**Task:** Pick every line from the data that holds the word "fields".
### Task data ###
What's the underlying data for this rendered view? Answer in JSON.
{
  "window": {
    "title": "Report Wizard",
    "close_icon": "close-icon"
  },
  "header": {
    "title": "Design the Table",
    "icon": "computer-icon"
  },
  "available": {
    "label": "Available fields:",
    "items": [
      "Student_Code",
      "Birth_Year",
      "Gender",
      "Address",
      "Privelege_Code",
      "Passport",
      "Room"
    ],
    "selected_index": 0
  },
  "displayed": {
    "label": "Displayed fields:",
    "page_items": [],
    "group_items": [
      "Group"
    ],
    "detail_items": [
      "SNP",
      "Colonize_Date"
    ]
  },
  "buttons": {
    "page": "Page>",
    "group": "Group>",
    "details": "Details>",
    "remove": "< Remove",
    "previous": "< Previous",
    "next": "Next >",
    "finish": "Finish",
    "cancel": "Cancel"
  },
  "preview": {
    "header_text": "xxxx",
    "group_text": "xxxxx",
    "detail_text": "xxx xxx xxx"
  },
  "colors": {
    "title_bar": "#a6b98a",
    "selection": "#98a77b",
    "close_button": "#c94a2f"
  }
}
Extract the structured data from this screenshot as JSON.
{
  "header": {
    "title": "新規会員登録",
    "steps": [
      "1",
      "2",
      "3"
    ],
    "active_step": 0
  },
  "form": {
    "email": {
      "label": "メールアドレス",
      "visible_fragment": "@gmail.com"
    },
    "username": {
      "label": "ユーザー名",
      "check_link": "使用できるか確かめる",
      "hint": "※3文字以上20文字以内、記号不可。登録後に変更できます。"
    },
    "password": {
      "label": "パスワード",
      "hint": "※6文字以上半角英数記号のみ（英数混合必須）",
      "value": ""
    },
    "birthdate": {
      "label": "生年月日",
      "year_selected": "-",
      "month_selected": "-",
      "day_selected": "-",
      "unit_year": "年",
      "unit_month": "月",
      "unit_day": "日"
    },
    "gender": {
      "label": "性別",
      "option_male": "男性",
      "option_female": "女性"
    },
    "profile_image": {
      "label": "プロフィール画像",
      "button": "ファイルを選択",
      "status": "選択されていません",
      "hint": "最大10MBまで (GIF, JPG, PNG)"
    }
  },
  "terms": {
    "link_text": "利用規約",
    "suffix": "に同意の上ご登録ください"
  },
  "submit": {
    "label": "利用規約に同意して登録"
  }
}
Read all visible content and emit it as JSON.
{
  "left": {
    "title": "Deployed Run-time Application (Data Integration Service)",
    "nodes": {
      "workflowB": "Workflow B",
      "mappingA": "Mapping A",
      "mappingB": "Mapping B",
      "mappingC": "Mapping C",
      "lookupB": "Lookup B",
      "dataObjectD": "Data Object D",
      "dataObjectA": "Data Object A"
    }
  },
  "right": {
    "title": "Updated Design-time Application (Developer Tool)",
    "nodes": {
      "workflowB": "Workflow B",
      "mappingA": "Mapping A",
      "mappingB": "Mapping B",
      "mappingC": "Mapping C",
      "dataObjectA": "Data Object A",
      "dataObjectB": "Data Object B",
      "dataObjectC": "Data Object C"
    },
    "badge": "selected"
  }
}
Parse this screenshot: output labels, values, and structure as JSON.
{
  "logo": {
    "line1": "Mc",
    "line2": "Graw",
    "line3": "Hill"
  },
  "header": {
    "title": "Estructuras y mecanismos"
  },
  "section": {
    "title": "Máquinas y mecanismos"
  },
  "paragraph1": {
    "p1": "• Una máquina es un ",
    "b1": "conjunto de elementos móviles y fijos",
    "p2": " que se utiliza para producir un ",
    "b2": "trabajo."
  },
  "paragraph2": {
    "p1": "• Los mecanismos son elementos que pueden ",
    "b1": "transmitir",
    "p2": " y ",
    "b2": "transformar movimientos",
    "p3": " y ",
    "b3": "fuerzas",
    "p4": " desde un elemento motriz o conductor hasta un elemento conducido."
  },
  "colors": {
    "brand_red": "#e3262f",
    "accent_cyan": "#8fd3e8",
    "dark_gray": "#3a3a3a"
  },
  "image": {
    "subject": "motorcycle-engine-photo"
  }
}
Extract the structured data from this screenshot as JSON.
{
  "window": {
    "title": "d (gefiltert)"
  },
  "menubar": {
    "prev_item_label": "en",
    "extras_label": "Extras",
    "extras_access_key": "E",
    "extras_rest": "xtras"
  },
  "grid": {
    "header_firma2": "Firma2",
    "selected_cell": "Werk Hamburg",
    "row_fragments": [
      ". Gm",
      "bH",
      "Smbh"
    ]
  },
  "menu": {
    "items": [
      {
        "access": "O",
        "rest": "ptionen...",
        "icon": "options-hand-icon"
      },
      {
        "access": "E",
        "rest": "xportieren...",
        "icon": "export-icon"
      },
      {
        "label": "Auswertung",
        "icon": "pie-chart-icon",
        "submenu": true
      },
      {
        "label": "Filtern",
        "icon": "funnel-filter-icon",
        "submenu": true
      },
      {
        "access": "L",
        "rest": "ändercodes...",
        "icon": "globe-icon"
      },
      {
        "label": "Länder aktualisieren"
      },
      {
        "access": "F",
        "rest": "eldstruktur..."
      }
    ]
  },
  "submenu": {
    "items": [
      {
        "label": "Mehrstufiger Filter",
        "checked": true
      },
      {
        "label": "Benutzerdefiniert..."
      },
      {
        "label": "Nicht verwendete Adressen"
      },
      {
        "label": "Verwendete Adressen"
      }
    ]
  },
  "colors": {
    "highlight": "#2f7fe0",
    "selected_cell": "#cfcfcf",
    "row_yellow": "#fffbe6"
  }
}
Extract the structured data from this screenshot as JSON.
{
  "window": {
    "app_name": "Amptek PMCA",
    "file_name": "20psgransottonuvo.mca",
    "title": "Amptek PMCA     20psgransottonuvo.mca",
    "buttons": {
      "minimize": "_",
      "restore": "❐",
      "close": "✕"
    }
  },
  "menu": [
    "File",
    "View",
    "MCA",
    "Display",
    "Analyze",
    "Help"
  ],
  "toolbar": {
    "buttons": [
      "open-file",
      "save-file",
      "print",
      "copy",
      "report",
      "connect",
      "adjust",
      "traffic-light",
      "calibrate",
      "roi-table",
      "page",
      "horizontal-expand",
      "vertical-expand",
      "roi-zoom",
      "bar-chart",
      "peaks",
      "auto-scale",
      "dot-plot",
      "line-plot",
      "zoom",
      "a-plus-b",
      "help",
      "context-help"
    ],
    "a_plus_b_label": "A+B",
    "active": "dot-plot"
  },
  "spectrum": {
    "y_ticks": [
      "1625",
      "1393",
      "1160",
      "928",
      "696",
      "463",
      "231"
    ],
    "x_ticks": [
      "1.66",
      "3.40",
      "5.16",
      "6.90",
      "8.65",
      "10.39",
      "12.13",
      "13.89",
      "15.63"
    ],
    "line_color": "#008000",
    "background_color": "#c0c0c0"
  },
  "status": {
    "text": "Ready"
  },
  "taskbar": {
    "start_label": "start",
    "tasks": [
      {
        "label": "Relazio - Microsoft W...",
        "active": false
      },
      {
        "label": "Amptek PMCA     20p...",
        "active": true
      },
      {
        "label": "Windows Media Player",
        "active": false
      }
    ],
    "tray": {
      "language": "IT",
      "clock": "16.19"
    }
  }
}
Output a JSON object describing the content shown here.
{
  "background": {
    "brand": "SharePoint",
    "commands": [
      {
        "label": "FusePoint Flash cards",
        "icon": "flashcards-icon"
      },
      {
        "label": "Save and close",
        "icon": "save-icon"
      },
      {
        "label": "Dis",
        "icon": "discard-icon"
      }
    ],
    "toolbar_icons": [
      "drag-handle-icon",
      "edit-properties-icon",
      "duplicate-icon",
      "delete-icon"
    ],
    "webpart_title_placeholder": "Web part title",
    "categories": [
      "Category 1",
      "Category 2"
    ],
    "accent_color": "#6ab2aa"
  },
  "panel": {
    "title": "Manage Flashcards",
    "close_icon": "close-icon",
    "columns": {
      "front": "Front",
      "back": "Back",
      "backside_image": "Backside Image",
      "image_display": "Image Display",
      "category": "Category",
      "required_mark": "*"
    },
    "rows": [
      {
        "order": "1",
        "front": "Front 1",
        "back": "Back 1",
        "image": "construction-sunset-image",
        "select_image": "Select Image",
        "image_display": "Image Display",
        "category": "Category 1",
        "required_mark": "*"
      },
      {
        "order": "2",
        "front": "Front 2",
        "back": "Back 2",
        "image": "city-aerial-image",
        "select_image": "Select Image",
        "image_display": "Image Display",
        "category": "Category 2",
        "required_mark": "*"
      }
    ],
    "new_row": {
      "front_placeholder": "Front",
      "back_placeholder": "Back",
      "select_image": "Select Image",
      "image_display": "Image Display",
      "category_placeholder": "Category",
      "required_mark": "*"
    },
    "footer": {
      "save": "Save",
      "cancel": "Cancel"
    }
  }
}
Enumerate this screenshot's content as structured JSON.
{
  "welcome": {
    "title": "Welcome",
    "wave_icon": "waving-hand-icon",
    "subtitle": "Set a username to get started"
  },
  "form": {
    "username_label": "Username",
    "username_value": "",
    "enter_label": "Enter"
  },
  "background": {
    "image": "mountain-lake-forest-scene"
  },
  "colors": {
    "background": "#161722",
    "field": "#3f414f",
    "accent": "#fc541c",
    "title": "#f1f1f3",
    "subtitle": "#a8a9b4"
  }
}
###
**Written answer:**
    "label": "Available fields:",
    "label": "Displayed fields:",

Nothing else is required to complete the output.